> _TASK GOAL_: Return every line of the data below that includes the string "UCITS".

> _RAW RECORDS_:
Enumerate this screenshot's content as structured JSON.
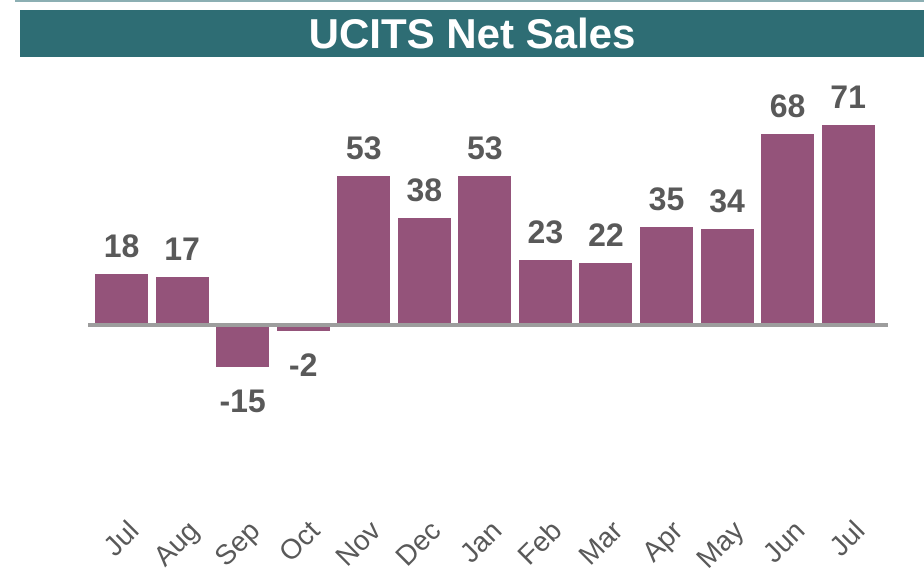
{
  "header": {
    "title": "UCITS Net Sales"
  },
  "chart_data": {
    "type": "bar",
    "title": "UCITS Net Sales",
    "categories": [
      "Jul",
      "Aug",
      "Sep",
      "Oct",
      "Nov",
      "Dec",
      "Jan",
      "Feb",
      "Mar",
      "Apr",
      "May",
      "Jun",
      "Jul"
    ],
    "values": [
      18,
      17,
      -15,
      -2,
      53,
      38,
      53,
      23,
      22,
      35,
      34,
      68,
      71
    ],
    "xlabel": "",
    "ylabel": "",
    "grid": false,
    "legend": "none",
    "data_labels_visible": true,
    "tick_label_rotation_deg": 45,
    "colors": {
      "bar": "#94537A",
      "header_bg": "#2E6D74",
      "title_text": "#FFFFFF",
      "data_label": "#595959",
      "tick_label": "#595959",
      "axis_line": "#9D9D9D",
      "background": "#FFFFFF"
    }
  }
}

> _ANSWER TO THE PROBLEM_:
    "title": "UCITS Net Sales"
    "title": "UCITS Net Sales",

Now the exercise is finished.